* [What is asked]:
Collect all the lines that mention the word "with".

* [Saved entries]:
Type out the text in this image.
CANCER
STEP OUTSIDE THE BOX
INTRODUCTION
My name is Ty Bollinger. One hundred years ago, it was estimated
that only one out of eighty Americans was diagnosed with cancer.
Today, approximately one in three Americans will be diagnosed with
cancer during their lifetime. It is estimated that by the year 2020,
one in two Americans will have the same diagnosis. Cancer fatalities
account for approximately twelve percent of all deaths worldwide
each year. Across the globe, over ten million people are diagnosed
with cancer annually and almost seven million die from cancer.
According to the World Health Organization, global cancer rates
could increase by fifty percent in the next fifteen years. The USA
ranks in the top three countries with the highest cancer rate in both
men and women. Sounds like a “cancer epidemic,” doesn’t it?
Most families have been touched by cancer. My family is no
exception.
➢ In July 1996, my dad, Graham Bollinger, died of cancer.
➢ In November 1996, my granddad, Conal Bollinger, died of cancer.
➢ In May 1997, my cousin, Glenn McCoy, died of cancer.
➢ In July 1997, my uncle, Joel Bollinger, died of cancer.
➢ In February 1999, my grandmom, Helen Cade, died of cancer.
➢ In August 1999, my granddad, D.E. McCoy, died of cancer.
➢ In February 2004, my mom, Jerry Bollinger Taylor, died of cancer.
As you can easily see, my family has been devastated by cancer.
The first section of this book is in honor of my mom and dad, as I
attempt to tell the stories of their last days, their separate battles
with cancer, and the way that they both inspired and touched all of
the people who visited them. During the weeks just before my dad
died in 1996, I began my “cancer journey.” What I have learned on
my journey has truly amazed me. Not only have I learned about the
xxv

* [Final result]:
that only one out of eighty Americans was diagnosed with cancer.
Today, approximately one in three Americans will be diagnosed with
with cancer annually and almost seven million die from cancer.
ranks in the top three countries with the highest cancer rate in both
with cancer, and the way that they both inspired and touched all of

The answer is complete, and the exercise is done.